== Problem statement ==
Among the lines below, list those containing the string "paid".
═══ Records shown
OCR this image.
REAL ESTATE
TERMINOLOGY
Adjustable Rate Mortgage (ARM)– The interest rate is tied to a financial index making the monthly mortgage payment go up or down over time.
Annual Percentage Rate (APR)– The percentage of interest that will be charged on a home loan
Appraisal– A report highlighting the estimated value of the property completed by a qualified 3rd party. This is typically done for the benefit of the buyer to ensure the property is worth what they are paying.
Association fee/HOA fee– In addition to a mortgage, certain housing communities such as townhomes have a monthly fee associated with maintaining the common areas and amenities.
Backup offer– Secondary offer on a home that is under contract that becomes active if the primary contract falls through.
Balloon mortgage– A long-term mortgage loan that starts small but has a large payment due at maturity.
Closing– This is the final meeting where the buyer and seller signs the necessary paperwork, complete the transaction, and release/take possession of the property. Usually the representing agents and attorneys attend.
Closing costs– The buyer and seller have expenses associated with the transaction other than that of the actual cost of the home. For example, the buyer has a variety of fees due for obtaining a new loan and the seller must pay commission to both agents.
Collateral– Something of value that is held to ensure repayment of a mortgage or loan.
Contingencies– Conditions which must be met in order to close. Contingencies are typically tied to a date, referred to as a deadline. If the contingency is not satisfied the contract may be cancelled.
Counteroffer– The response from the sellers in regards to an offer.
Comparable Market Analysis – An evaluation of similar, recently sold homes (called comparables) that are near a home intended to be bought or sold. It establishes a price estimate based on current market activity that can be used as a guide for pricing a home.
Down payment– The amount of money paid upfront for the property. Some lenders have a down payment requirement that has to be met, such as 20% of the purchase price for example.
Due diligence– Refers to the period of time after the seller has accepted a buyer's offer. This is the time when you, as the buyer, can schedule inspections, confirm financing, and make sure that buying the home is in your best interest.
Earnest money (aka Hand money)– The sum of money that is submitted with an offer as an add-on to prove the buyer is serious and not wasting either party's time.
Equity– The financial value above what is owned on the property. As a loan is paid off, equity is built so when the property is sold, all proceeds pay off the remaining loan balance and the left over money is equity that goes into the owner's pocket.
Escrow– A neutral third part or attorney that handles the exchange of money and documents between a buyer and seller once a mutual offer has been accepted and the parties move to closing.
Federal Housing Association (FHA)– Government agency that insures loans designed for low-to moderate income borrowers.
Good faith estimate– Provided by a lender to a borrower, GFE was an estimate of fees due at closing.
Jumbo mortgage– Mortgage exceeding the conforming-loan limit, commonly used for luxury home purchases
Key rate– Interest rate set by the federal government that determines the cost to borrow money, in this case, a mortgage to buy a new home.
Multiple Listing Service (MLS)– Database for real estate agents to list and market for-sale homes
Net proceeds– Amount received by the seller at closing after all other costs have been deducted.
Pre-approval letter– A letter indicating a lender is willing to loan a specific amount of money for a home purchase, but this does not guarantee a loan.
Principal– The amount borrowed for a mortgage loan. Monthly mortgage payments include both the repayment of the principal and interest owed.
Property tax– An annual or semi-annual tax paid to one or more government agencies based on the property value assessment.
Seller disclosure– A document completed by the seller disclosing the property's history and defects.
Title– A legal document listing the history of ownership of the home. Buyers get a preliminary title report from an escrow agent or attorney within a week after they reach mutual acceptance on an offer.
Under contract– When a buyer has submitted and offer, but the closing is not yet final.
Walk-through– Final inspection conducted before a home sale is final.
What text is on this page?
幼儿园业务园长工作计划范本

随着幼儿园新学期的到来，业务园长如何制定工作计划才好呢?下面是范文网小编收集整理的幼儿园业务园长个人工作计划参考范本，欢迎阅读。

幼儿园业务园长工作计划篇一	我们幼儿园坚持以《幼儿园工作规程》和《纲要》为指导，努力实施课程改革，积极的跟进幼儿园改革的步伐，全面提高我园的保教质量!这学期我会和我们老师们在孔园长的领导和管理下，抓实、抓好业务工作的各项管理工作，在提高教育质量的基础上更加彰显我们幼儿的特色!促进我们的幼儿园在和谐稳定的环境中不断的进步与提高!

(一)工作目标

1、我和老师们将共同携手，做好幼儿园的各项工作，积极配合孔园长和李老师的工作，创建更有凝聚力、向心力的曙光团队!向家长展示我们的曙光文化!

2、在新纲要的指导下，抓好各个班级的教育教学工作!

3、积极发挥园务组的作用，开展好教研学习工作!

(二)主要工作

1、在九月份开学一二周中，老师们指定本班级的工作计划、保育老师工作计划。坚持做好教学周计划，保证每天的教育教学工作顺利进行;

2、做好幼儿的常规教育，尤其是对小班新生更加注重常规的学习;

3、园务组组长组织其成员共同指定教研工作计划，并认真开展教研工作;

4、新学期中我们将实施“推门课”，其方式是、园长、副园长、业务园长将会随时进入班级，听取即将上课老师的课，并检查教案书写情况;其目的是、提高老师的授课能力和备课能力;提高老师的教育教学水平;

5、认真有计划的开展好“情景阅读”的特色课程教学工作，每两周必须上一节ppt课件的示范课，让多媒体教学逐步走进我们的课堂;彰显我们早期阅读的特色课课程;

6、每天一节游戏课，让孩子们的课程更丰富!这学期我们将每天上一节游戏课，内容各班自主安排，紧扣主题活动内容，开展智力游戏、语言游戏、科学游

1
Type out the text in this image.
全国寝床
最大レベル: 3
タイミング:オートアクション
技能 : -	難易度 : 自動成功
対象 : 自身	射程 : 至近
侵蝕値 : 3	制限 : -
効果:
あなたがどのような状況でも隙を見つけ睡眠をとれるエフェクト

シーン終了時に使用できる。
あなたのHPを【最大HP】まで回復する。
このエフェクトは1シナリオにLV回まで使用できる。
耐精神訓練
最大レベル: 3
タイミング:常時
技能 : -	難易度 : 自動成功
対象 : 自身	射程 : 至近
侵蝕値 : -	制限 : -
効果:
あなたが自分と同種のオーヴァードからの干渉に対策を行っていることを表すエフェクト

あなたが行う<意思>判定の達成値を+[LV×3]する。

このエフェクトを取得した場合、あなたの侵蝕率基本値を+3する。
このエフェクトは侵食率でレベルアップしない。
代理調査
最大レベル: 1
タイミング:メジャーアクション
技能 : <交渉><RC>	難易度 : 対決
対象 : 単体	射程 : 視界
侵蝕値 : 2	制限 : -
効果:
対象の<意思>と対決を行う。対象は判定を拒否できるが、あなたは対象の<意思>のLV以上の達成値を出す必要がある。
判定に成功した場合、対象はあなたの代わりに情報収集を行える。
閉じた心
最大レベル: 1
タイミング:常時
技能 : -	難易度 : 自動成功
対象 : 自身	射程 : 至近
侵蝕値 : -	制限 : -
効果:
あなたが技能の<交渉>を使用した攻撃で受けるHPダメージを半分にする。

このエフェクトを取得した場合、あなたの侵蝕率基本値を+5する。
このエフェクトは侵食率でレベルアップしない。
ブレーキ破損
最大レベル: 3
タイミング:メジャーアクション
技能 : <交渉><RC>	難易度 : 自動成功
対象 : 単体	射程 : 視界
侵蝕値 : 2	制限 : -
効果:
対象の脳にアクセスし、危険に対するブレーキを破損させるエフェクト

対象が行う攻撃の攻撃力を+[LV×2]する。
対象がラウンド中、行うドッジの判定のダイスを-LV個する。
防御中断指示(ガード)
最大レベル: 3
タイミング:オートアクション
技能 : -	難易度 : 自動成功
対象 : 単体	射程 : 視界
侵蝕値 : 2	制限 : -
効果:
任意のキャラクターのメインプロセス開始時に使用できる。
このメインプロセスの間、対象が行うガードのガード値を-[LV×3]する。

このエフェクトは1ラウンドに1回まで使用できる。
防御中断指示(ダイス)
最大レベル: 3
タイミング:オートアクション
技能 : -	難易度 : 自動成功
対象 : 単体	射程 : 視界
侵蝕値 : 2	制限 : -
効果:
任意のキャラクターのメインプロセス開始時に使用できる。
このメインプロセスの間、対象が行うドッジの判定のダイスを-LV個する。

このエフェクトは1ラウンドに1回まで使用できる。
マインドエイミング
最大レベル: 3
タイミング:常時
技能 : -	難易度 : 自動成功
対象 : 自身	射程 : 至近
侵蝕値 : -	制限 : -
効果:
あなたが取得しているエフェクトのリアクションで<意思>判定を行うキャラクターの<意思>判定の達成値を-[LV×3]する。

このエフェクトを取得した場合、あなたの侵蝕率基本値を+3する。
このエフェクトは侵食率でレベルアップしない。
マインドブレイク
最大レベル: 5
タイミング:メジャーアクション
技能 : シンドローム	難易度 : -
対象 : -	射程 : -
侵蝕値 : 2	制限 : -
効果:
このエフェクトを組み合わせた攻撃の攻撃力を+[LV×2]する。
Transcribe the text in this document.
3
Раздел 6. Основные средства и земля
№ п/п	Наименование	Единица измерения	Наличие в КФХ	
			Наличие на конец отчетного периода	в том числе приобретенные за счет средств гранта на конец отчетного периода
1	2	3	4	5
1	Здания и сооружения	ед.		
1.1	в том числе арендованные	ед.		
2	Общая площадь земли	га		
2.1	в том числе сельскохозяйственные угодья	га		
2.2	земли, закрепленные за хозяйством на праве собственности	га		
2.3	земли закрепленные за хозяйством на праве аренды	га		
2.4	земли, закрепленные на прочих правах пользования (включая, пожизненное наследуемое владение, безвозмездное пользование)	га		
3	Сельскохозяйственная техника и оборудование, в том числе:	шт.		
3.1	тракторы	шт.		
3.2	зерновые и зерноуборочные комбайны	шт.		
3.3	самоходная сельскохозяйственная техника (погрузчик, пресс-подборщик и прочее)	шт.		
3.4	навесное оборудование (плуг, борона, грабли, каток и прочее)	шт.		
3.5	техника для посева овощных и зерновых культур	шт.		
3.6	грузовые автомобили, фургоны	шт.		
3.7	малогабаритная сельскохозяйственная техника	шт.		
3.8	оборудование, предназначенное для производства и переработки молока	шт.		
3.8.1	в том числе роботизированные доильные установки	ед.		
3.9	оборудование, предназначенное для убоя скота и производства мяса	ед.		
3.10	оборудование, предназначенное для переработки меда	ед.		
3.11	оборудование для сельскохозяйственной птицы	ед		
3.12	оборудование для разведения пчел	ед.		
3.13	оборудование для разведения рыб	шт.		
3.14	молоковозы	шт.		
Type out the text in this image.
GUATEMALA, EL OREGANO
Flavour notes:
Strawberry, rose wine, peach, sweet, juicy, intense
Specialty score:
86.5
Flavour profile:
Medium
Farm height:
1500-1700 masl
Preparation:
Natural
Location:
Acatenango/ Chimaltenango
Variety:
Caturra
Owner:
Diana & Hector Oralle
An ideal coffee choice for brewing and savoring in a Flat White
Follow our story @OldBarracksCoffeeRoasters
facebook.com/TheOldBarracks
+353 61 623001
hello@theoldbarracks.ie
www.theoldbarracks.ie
══════
== Response ==
Down payment– The amount of money paid upfront for the property. Some lenders have a down payment requirement that has to be met, such as 20% of the purchase price for example.
Equity– The financial value above what is owned on the property. As a loan is paid off, equity is built so when the property is sold, all proceeds pay off the remaining loan balance and the left over money is equity that goes into the owner's pocket.
Property tax– An annual or semi-annual tax paid to one or more government agencies based on the property value assessment.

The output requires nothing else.